> **Problem to solve**:
Locate all lines in the data below that hold "screenshot" and show them.

(Extracted records)
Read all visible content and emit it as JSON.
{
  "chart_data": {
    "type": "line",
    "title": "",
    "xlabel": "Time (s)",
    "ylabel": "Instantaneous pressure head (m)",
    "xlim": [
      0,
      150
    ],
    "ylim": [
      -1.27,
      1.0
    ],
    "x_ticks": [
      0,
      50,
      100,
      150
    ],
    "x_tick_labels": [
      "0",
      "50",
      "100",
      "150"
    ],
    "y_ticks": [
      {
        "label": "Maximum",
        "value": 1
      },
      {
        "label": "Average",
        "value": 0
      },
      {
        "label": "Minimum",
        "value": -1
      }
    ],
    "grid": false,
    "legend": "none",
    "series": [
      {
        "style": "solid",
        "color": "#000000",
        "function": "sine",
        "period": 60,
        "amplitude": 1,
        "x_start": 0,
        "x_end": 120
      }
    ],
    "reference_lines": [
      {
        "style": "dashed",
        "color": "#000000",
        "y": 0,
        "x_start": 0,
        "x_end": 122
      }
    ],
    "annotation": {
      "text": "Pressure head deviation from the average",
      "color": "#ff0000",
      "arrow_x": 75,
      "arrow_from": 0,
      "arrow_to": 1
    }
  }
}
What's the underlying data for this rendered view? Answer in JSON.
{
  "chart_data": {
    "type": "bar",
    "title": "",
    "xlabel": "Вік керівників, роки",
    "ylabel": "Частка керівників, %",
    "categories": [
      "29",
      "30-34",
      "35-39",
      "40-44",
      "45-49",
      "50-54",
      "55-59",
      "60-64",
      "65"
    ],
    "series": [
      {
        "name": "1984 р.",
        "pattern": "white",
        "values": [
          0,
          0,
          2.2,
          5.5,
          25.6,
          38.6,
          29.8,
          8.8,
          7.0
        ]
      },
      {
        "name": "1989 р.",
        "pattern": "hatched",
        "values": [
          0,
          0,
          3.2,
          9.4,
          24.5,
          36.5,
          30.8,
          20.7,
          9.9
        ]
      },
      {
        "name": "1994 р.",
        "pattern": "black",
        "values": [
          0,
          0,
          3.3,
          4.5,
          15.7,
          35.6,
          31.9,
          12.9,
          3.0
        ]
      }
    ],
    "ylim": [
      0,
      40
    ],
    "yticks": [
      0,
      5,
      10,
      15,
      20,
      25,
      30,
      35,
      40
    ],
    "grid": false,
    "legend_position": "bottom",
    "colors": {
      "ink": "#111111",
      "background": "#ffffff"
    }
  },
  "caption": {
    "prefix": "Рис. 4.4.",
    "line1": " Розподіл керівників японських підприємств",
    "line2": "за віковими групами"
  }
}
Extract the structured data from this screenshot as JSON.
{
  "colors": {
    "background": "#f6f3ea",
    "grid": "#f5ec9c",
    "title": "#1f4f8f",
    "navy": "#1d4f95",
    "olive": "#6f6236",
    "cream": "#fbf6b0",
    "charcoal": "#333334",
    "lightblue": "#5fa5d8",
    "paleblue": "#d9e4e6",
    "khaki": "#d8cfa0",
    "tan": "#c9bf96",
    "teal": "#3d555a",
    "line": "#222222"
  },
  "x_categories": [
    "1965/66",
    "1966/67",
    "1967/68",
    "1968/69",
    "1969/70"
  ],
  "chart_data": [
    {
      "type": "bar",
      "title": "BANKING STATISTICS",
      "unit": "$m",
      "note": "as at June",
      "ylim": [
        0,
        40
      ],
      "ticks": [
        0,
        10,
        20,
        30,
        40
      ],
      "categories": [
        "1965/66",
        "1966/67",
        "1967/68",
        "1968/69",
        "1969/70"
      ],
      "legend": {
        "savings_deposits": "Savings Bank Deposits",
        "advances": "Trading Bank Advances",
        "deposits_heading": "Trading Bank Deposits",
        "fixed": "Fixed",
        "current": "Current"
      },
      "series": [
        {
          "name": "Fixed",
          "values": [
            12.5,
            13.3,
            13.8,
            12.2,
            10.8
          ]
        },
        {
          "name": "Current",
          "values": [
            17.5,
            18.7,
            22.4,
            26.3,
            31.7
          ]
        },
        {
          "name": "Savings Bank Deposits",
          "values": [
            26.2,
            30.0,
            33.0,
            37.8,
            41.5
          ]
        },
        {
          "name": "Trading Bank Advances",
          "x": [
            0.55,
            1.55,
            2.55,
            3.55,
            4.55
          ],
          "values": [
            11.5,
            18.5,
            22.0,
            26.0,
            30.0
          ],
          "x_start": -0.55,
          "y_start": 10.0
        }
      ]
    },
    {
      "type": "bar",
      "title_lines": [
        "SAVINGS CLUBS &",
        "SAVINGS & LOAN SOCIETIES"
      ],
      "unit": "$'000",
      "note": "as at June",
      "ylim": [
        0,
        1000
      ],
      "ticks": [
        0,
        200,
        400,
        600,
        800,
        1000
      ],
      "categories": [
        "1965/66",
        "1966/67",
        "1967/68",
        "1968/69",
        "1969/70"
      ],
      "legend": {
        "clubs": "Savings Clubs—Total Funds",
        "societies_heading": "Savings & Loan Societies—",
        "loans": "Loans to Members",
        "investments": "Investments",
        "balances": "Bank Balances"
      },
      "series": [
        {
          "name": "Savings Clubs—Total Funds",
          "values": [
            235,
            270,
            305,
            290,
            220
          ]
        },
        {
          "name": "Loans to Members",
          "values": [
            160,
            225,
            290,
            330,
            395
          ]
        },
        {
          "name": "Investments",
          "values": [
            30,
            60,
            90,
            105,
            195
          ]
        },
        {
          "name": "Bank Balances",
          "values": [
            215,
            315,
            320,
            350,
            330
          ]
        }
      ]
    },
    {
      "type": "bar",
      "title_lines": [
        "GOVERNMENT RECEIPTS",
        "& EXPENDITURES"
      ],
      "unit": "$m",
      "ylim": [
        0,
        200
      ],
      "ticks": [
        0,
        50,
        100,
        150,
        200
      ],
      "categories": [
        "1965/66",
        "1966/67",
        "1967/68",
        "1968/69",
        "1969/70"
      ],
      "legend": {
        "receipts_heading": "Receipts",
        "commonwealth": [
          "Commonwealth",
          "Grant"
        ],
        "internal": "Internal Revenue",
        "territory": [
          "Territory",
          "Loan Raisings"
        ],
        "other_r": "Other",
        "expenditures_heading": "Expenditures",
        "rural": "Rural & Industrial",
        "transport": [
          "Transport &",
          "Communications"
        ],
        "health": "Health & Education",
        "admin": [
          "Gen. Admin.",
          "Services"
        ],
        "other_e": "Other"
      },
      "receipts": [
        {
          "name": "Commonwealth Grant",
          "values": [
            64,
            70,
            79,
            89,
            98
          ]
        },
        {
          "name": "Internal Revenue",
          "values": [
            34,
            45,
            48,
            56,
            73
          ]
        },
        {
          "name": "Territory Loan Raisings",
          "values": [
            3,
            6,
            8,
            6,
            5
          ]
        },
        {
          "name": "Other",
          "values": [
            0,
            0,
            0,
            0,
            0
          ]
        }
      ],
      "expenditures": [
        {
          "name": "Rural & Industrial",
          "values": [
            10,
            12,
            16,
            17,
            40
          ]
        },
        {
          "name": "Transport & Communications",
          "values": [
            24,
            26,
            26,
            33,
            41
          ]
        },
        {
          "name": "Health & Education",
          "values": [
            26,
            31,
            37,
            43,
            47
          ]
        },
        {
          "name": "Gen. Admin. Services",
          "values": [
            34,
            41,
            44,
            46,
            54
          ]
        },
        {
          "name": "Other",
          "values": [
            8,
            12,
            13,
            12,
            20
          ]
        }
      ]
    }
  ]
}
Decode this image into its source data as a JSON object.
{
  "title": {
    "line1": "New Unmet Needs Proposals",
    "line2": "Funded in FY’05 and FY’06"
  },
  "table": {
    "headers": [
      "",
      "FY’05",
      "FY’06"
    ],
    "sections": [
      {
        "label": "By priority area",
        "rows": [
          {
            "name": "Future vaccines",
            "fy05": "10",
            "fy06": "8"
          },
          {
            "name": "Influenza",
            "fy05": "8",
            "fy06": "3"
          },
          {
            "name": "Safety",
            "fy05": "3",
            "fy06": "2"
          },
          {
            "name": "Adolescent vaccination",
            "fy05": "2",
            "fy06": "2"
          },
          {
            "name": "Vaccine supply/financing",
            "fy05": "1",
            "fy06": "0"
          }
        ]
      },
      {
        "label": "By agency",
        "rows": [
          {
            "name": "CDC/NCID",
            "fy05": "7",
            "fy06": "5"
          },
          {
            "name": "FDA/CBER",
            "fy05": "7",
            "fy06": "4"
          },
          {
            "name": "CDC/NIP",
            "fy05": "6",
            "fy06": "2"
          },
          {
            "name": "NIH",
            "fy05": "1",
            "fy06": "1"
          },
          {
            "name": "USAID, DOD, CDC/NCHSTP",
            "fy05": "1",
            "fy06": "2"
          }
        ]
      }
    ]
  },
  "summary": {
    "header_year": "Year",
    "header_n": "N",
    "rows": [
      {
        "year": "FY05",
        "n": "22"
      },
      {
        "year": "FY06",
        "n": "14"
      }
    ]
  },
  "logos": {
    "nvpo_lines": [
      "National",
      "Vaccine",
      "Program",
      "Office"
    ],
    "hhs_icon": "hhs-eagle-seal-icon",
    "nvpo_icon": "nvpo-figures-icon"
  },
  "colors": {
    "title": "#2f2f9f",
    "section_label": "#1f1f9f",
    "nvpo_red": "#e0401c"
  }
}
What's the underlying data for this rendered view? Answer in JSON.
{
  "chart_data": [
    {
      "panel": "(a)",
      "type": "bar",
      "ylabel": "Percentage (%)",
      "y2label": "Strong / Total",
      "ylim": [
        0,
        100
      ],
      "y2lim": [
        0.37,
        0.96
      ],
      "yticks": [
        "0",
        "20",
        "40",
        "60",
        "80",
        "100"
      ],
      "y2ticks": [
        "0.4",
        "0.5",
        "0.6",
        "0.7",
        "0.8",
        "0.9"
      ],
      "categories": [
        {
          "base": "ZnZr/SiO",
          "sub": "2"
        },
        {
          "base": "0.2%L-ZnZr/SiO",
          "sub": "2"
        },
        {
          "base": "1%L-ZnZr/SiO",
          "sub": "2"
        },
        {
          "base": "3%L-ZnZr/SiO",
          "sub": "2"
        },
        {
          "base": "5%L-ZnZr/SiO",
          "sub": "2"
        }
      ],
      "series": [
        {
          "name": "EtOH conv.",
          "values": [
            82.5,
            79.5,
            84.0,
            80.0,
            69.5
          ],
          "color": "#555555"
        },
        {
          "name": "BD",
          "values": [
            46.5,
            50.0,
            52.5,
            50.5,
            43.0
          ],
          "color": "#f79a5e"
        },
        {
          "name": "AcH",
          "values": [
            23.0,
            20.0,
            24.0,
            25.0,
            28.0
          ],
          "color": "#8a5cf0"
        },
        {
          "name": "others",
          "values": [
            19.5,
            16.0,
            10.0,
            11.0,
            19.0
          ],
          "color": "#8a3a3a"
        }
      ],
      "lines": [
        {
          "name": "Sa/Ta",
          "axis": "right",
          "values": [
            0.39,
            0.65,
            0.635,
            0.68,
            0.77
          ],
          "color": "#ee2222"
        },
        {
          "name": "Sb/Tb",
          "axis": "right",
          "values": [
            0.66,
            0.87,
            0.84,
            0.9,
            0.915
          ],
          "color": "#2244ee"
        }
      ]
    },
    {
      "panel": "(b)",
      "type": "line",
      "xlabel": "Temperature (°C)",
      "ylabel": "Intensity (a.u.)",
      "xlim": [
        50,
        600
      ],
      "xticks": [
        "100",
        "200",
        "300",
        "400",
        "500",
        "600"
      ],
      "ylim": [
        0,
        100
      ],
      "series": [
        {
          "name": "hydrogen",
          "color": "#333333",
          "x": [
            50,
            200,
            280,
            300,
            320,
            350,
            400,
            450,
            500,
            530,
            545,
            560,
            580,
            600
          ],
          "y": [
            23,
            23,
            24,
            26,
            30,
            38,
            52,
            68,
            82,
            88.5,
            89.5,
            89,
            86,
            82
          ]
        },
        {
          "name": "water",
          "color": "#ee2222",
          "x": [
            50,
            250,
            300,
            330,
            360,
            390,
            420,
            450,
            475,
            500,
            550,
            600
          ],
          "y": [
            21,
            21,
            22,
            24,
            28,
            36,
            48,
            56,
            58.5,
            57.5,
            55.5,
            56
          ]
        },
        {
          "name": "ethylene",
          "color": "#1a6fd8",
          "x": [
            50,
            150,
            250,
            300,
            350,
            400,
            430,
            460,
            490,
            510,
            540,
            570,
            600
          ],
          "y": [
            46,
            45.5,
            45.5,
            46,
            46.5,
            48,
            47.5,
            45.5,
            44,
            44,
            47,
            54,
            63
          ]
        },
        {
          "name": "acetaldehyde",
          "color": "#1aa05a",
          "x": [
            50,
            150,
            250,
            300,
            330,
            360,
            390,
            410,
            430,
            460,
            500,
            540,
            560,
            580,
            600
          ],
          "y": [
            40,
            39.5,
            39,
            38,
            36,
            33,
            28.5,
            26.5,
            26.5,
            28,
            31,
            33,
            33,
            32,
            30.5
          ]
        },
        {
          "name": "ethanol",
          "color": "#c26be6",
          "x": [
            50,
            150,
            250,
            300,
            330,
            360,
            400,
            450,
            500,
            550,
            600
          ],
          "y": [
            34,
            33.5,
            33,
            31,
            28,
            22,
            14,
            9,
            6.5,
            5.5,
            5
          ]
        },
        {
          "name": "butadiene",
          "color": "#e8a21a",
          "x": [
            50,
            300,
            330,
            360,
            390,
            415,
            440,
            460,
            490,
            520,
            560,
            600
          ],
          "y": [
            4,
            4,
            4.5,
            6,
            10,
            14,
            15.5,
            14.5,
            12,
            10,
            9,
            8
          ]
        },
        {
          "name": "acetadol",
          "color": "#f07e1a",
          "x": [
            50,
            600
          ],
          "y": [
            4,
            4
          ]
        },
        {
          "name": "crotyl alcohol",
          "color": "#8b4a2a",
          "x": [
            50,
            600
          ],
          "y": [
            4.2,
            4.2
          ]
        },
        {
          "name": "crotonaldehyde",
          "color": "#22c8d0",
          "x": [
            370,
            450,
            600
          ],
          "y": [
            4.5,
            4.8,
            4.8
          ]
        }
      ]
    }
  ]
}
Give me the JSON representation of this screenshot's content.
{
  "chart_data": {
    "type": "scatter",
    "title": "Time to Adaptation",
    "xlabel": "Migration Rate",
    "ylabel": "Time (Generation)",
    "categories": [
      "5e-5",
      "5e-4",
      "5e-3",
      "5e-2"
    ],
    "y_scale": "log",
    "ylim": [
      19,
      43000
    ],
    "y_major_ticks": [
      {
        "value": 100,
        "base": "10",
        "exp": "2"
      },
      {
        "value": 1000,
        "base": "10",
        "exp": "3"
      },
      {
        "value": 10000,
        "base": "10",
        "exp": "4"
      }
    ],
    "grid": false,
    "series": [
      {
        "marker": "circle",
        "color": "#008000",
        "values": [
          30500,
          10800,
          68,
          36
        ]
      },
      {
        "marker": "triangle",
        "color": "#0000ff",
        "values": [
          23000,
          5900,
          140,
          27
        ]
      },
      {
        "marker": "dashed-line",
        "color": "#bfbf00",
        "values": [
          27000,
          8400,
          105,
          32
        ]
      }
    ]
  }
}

> **Solution**:
Extract the structured data from this screenshot as JSON.
Give me the JSON representation of this screenshot's content.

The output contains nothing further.